Dataset entries
****************

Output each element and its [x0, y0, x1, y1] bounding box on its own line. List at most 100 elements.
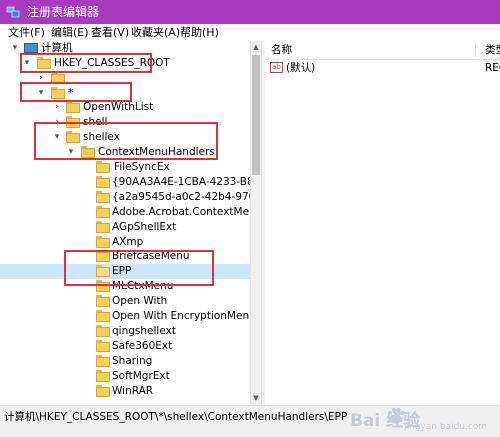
tree-item-winrar[interactable]: WinRAR: [0, 384, 258, 399]
scroll-up-icon[interactable]: ▲: [251, 42, 261, 52]
folder-icon: [96, 385, 110, 397]
tree-item-label: OpenWithList: [83, 101, 154, 113]
collapse-arrow-icon[interactable]: ▾: [10, 43, 20, 53]
tree-item-label: EPP: [112, 265, 132, 277]
tree-item-mlctxmenu[interactable]: MLCtxMenu: [0, 279, 258, 294]
tree-item-label: FileSyncEx: [114, 161, 170, 173]
values-pane: 名称 类型 ab (默认) REG_SZ: [265, 41, 500, 405]
tree-item-label: HKEY_CLASSES_ROOT: [54, 57, 170, 69]
folder-icon: [96, 280, 110, 292]
folder-icon: [51, 87, 65, 99]
collapse-arrow-icon[interactable]: ▾: [36, 88, 46, 98]
tree-item-label: BriefcaseMenu: [112, 250, 190, 262]
tree-item-guid-90aa[interactable]: {90AA3A4E-1CBA-4233-B8BB-53: [0, 175, 258, 190]
tree-item-agpshellext[interactable]: AGpShellExt: [0, 220, 258, 235]
folder-icon: [96, 206, 110, 218]
tree-item-label: ContextMenuHandlers: [98, 146, 215, 158]
column-divider[interactable]: [475, 43, 476, 57]
tree-item-label: AXmp: [112, 236, 144, 248]
menu-file[interactable]: 文件(F): [8, 25, 45, 40]
folder-icon: [96, 236, 110, 248]
tree-item-shellex[interactable]: ▾ shellex: [0, 130, 258, 145]
string-value-icon: ab: [270, 62, 283, 73]
value-name: (默认): [286, 62, 316, 74]
tree-item-safe360ext[interactable]: Safe360Ext: [0, 339, 258, 354]
regedit-icon: [6, 6, 20, 18]
folder-icon: [66, 116, 80, 128]
menu-help[interactable]: 帮助(H): [180, 25, 219, 40]
watermark-site: jingyan.baidu.com: [404, 422, 488, 432]
registry-tree: ▾ 计算机 ▾ HKEY_CLASSES_ROOT › ▾ * › OpenWi…: [0, 41, 258, 405]
menu-favorites[interactable]: 收藏夹(A): [131, 25, 180, 40]
folder-icon: [96, 265, 110, 277]
folder-icon: [66, 101, 80, 113]
folder-icon: [81, 146, 95, 158]
tree-item-softmgrext[interactable]: SoftMgrExt: [0, 369, 258, 384]
status-path: 计算机\HKEY_CLASSES_ROOT\*\shellex\ContextM…: [4, 411, 348, 423]
folder-icon: [96, 340, 110, 352]
tree-item-hidden[interactable]: ›: [0, 71, 258, 86]
title-bar: 注册表编辑器: [0, 0, 500, 24]
tree-item-sharing[interactable]: Sharing: [0, 354, 258, 369]
column-name-header[interactable]: 名称: [271, 43, 292, 57]
tree-item-adobe-acrobat[interactable]: Adobe.Acrobat.ContextMenu: [0, 205, 258, 220]
expand-arrow-icon[interactable]: ›: [52, 117, 62, 127]
tree-item-open-with-encryption[interactable]: Open With EncryptionMenu: [0, 309, 258, 324]
value-row-default[interactable]: ab (默认) REG_SZ: [265, 60, 500, 76]
tree-item-axmp[interactable]: AXmp: [0, 235, 258, 250]
tree-item-label: AGpShellExt: [112, 221, 177, 233]
tree-item-label: 计算机: [41, 42, 73, 54]
folder-icon: [96, 310, 110, 322]
baidu-jingyan-watermark: Bai 经验 jingyan.baidu.com: [348, 400, 498, 434]
expand-arrow-icon[interactable]: ›: [36, 73, 46, 83]
tree-item-label: {a2a9545d-a0c2-42b4-9708-a0b: [112, 191, 258, 203]
folder-icon: [51, 72, 65, 84]
tree-item-label: *: [68, 87, 74, 99]
tree-item-label: MLCtxMenu: [112, 280, 174, 292]
scroll-down-icon[interactable]: ▼: [251, 393, 261, 403]
column-type-header[interactable]: 类型: [485, 43, 500, 57]
tree-item-label: shellex: [83, 131, 120, 143]
tree-item-openwithlist[interactable]: › OpenWithList: [0, 100, 258, 115]
tree-item-filesyncex[interactable]: FileSyncEx: [0, 160, 258, 175]
tree-root-computer[interactable]: ▾ 计算机: [0, 41, 258, 56]
expand-arrow-icon[interactable]: ›: [52, 102, 62, 112]
menu-bar: 文件(F) 编辑(E) 查看(V) 收藏夹(A) 帮助(H): [0, 24, 500, 41]
menu-view[interactable]: 查看(V): [91, 25, 129, 40]
tree-scrollbar[interactable]: ▲ ▼: [250, 41, 261, 405]
folder-icon: [66, 131, 80, 143]
tree-item-guid-a2a9[interactable]: {a2a9545d-a0c2-42b4-9708-a0b: [0, 190, 258, 205]
collapse-arrow-icon[interactable]: ▾: [52, 132, 62, 142]
computer-icon: [24, 43, 38, 53]
values-column-header: 名称 类型: [265, 41, 500, 60]
folder-icon: [96, 355, 110, 367]
folder-icon: [37, 57, 51, 69]
paw-icon: [387, 407, 405, 424]
collapse-arrow-icon[interactable]: ▾: [66, 147, 76, 157]
collapse-arrow-icon[interactable]: ▾: [22, 58, 32, 68]
scrollbar-thumb[interactable]: [252, 55, 260, 175]
tree-item-shell[interactable]: › shell: [0, 115, 258, 130]
folder-icon: [96, 370, 110, 382]
tree-item-open-with[interactable]: Open With: [0, 294, 258, 309]
tree-item-hkcr[interactable]: ▾ HKEY_CLASSES_ROOT: [0, 56, 258, 71]
tree-item-label: Open With EncryptionMenu: [112, 310, 256, 322]
folder-icon: [96, 325, 110, 337]
tree-item-label: shell: [83, 116, 108, 128]
tree-item-contextmenuhandlers[interactable]: ▾ ContextMenuHandlers: [0, 145, 258, 160]
folder-icon: [96, 191, 110, 203]
value-type: REG_SZ: [485, 62, 500, 74]
folder-icon: [96, 295, 110, 307]
folder-icon: [96, 161, 110, 173]
tree-item-label: Safe360Ext: [112, 340, 173, 352]
tree-item-label: {90AA3A4E-1CBA-4233-B8BB-53: [112, 176, 258, 188]
tree-item-label: qingshellext: [112, 325, 176, 337]
tree-item-qingshellext[interactable]: qingshellext: [0, 324, 258, 339]
tree-item-label: Sharing: [112, 355, 153, 367]
tree-item-star[interactable]: ▾ *: [0, 86, 258, 101]
folder-icon: [96, 221, 110, 233]
menu-edit[interactable]: 编辑(E): [51, 25, 89, 40]
folder-icon: [96, 176, 110, 188]
tree-item-epp[interactable]: EPP: [0, 264, 258, 279]
tree-item-briefcasemenu[interactable]: BriefcaseMenu: [0, 249, 258, 264]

****************

■ Objective ■
Reproduce the lines from the one containing "tree-item-winrar[interactable]: WinRAR: [0, 384, 258, 399]" through the one containing "menu-favorites[interactable]: 收藏夹(A): [131, 25, 180, 40]", inclusive, substituting "directory-icon" for every "folder-icon" and leaving everything else unchanged.

■ Full response ■
tree-item-winrar[interactable]: WinRAR: [0, 384, 258, 399]
scroll-up-icon[interactable]: ▲: [251, 42, 261, 52]
directory-icon: [96, 385, 110, 397]
tree-item-label: OpenWithList: [83, 101, 154, 113]
collapse-arrow-icon[interactable]: ▾: [10, 43, 20, 53]
tree-item-label: EPP: [112, 265, 132, 277]
tree-item-mlctxmenu[interactable]: MLCtxMenu: [0, 279, 258, 294]
tree-item-label: FileSyncEx: [114, 161, 170, 173]
values-pane: 名称 类型 ab (默认) REG_SZ: [265, 41, 500, 405]
tree-item-label: HKEY_CLASSES_ROOT: [54, 57, 170, 69]
directory-icon: [96, 280, 110, 292]
directory-icon: [51, 87, 65, 99]
collapse-arrow-icon[interactable]: ▾: [36, 88, 46, 98]
tree-item-label: BriefcaseMenu: [112, 250, 190, 262]
tree-item-guid-90aa[interactable]: {90AA3A4E-1CBA-4233-B8BB-53: [0, 175, 258, 190]
tree-item-agpshellext[interactable]: AGpShellExt: [0, 220, 258, 235]
directory-icon: [96, 206, 110, 218]
tree-item-label: ContextMenuHandlers: [98, 146, 215, 158]
column-divider[interactable]: [475, 43, 476, 57]
tree-item-label: AXmp: [112, 236, 144, 248]
menu-file[interactable]: 文件(F): [8, 25, 45, 40]
directory-icon: [96, 236, 110, 248]
tree-item-shellex[interactable]: ▾ shellex: [0, 130, 258, 145]
string-value-icon: ab: [270, 62, 283, 73]
value-name: (默认): [286, 62, 316, 74]
tree-item-safe360ext[interactable]: Safe360Ext: [0, 339, 258, 354]
regedit-icon: [6, 6, 20, 18]
directory-icon: [66, 116, 80, 128]
menu-help[interactable]: 帮助(H): [180, 25, 219, 40]
watermark-site: jingyan.baidu.com: [404, 422, 488, 432]
registry-tree: ▾ 计算机 ▾ HKEY_CLASSES_ROOT › ▾ * › OpenWi…: [0, 41, 258, 405]
menu-favorites[interactable]: 收藏夹(A): [131, 25, 180, 40]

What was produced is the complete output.